- _Problem statement_:
Where the string "weight" occurs in the material below, report the whole line.

Figure content listings

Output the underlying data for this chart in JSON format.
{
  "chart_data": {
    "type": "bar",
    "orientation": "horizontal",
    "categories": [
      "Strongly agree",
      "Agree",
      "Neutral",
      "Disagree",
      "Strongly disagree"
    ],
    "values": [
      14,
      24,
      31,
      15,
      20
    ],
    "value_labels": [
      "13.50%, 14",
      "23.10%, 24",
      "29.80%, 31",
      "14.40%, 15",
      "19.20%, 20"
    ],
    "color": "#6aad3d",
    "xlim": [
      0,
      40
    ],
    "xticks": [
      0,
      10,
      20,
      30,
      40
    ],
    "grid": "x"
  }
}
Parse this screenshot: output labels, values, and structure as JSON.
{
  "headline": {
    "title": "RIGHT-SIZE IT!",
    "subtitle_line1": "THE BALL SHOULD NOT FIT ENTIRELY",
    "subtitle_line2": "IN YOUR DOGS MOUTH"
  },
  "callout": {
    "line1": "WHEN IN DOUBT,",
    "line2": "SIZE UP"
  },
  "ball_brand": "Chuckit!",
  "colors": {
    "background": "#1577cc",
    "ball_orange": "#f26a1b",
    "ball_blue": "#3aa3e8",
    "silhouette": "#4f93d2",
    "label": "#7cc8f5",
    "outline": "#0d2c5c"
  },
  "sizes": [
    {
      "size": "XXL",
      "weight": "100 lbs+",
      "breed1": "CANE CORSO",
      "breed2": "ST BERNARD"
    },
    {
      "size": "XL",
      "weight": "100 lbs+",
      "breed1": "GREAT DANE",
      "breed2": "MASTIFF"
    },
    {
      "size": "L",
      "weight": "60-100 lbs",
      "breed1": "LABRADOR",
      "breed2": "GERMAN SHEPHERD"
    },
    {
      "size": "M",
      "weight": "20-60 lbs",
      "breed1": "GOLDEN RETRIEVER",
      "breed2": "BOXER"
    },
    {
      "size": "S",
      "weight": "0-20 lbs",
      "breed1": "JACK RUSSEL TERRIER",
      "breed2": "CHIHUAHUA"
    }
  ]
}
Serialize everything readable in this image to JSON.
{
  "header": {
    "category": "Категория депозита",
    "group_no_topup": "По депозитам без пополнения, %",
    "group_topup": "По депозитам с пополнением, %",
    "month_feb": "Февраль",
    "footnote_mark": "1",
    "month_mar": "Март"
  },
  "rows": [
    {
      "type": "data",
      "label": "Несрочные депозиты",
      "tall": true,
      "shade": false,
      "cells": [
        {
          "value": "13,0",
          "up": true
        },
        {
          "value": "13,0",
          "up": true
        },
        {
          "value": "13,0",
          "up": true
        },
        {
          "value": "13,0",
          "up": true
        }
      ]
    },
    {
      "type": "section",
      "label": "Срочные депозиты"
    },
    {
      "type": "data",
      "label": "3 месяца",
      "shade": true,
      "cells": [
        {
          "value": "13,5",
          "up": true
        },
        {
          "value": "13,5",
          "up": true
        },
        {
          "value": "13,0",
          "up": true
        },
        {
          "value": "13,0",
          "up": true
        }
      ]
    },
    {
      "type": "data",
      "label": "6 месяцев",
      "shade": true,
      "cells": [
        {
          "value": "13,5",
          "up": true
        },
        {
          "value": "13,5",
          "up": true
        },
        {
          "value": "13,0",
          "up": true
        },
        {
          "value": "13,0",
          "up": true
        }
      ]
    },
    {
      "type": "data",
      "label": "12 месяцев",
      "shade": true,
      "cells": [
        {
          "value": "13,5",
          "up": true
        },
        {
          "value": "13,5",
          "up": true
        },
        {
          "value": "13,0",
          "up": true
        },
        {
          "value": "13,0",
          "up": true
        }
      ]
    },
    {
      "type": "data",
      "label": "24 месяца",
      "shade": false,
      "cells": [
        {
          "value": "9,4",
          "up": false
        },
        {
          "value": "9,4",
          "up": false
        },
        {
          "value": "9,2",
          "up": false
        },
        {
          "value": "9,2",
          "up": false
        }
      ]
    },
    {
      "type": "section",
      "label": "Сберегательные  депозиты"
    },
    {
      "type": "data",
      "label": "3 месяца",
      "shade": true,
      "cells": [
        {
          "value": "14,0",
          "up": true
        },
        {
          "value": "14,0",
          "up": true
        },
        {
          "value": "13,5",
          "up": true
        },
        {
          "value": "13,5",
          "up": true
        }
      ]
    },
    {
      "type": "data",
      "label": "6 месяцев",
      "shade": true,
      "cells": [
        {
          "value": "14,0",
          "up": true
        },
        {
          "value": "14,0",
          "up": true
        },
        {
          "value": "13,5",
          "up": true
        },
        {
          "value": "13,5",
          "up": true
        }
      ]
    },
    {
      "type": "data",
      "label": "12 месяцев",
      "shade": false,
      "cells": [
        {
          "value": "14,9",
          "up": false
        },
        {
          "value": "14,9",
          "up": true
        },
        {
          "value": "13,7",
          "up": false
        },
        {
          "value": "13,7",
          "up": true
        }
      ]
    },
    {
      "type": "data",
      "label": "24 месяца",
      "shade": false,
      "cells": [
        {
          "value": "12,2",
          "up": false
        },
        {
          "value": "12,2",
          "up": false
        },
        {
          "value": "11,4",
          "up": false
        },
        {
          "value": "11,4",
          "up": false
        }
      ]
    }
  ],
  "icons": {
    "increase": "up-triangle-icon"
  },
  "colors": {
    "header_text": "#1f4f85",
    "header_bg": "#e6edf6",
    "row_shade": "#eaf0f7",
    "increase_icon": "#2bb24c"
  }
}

- _Response to the task_:
      "weight": "100 lbs+",
      "weight": "100 lbs+",
      "weight": "60-100 lbs",
      "weight": "20-60 lbs",
      "weight": "0-20 lbs",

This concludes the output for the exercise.